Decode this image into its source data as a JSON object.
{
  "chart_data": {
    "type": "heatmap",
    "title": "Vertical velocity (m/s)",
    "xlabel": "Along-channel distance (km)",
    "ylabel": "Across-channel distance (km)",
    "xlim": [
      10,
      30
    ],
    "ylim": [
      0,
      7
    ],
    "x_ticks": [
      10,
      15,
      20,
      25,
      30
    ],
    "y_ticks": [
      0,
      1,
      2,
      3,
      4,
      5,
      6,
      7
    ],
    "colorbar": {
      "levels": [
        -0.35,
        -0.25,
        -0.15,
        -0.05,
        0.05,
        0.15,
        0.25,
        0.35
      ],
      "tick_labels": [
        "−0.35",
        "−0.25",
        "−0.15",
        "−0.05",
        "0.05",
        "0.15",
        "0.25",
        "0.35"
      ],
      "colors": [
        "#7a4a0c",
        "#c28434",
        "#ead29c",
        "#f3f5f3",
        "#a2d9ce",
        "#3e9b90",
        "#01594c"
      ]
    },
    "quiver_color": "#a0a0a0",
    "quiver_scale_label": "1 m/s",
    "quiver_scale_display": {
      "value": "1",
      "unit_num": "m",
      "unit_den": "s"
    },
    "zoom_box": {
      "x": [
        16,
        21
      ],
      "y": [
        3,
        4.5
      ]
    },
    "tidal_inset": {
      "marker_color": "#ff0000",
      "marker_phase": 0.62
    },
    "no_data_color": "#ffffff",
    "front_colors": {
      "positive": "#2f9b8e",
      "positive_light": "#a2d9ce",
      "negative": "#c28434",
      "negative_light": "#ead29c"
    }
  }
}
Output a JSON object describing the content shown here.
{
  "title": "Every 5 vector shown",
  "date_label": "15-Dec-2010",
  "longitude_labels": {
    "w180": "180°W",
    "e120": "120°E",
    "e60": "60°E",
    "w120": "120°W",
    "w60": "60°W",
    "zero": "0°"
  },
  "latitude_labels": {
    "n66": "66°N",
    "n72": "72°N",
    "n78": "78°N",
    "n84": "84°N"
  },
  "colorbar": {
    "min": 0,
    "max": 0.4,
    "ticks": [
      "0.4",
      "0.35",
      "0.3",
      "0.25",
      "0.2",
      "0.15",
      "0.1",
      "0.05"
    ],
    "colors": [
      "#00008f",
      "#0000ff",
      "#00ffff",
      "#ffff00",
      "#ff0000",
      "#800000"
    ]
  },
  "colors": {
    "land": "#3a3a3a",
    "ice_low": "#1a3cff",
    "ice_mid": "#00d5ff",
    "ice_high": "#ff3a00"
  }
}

+ + + + + + +

**AIM:**
Your task is to repeat the data exactly; please include every line.

**COMPLETED EXERCISE:**
Decode this image into its source data as a JSON object.
{
  "chart_data": {
    "type": "heatmap",
    "title": "Vertical velocity (m/s)",
    "xlabel": "Along-channel distance (km)",
    "ylabel": "Across-channel distance (km)",
    "xlim": [
      10,
      30
    ],
    "ylim": [
      0,
      7
    ],
    "x_ticks": [
      10,
      15,
      20,
      25,
      30
    ],
    "y_ticks": [
      0,
      1,
      2,
      3,
      4,
      5,
      6,
      7
    ],
    "colorbar": {
      "levels": [
        -0.35,
        -0.25,
        -0.15,
        -0.05,
        0.05,
        0.15,
        0.25,
        0.35
      ],
      "tick_labels": [
        "−0.35",
        "−0.25",
        "−0.15",
        "−0.05",
        "0.05",
        "0.15",
        "0.25",
        "0.35"
      ],
      "colors": [
        "#7a4a0c",
        "#c28434",
        "#ead29c",
        "#f3f5f3",
        "#a2d9ce",
        "#3e9b90",
        "#01594c"
      ]
    },
    "quiver_color": "#a0a0a0",
    "quiver_scale_label": "1 m/s",
    "quiver_scale_display": {
      "value": "1",
      "unit_num": "m",
      "unit_den": "s"
    },
    "zoom_box": {
      "x": [
        16,
        21
      ],
      "y": [
        3,
        4.5
      ]
    },
    "tidal_inset": {
      "marker_color": "#ff0000",
      "marker_phase": 0.62
    },
    "no_data_color": "#ffffff",
    "front_colors": {
      "positive": "#2f9b8e",
      "positive_light": "#a2d9ce",
      "negative": "#c28434",
      "negative_light": "#ead29c"
    }
  }
}
Output a JSON object describing the content shown here.
{
  "title": "Every 5 vector shown",
  "date_label": "15-Dec-2010",
  "longitude_labels": {
    "w180": "180°W",
    "e120": "120°E",
    "e60": "60°E",
    "w120": "120°W",
    "w60": "60°W",
    "zero": "0°"
  },
  "latitude_labels": {
    "n66": "66°N",
    "n72": "72°N",
    "n78": "78°N",
    "n84": "84°N"
  },
  "colorbar": {
    "min": 0,
    "max": 0.4,
    "ticks": [
      "0.4",
      "0.35",
      "0.3",
      "0.25",
      "0.2",
      "0.15",
      "0.1",
      "0.05"
    ],
    "colors": [
      "#00008f",
      "#0000ff",
      "#00ffff",
      "#ffff00",
      "#ff0000",
      "#800000"
    ]
  },
  "colors": {
    "land": "#3a3a3a",
    "ice_low": "#1a3cff",
    "ice_mid": "#00d5ff",
    "ice_high": "#ff3a00"
  }
}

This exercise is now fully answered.